- [What is asked] Retype the tail of the data exactly, starting at the line containing "Serialize everything readable" and stopping at the last line.

- [Task input]
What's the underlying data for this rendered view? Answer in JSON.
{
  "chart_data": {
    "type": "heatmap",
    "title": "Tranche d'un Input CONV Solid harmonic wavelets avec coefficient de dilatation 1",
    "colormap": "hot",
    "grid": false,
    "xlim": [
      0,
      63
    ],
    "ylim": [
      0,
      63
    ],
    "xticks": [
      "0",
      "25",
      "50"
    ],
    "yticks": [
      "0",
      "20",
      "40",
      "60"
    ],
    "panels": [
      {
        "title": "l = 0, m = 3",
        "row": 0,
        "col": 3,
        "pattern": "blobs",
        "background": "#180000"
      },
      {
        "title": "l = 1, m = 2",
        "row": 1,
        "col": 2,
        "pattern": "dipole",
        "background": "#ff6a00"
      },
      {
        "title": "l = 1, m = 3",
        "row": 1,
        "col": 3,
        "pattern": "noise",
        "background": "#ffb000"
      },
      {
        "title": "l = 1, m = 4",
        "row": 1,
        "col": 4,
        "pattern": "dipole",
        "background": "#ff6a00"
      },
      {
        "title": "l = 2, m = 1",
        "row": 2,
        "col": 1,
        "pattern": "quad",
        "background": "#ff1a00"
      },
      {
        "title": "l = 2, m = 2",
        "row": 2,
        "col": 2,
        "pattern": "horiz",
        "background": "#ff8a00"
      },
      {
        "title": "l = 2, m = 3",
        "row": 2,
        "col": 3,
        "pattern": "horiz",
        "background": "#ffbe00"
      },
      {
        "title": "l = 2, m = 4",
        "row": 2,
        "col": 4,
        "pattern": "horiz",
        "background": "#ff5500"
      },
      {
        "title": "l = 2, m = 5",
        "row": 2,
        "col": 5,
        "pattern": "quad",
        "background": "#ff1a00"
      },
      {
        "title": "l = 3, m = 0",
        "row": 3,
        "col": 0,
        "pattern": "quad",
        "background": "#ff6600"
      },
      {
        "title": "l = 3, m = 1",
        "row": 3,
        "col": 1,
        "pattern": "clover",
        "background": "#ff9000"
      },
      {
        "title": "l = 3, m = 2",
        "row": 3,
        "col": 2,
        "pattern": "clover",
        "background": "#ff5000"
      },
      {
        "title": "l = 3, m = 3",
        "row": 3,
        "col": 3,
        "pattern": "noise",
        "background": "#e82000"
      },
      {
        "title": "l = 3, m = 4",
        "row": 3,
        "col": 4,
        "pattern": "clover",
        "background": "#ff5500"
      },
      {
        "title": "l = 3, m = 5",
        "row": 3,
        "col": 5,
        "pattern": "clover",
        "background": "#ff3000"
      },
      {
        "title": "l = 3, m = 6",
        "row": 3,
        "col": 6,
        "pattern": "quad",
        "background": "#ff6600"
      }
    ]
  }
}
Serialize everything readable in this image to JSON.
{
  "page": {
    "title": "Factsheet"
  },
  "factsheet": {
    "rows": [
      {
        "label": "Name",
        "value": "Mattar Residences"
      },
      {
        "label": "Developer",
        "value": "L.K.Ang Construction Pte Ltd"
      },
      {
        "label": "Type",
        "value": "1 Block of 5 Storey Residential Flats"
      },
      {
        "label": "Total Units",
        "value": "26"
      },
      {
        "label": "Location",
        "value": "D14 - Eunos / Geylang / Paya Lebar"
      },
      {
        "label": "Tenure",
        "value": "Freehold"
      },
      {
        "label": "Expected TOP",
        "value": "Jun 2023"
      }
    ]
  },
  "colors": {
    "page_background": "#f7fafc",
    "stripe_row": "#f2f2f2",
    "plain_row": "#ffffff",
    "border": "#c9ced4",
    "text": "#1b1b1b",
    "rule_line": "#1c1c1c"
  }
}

- [Full solution]
Serialize everything readable in this image to JSON.
{
  "page": {
    "title": "Factsheet"
  },
  "factsheet": {
    "rows": [
      {
        "label": "Name",
        "value": "Mattar Residences"
      },
      {
        "label": "Developer",
        "value": "L.K.Ang Construction Pte Ltd"
      },
      {
        "label": "Type",
        "value": "1 Block of 5 Storey Residential Flats"
      },
      {
        "label": "Total Units",
        "value": "26"
      },
      {
        "label": "Location",
        "value": "D14 - Eunos / Geylang / Paya Lebar"
      },
      {
        "label": "Tenure",
        "value": "Freehold"
      },
      {
        "label": "Expected TOP",
        "value": "Jun 2023"
      }
    ]
  },
  "colors": {
    "page_background": "#f7fafc",
    "stripe_row": "#f2f2f2",
    "plain_row": "#ffffff",
    "border": "#c9ced4",
    "text": "#1b1b1b",
    "rule_line": "#1c1c1c"
  }
}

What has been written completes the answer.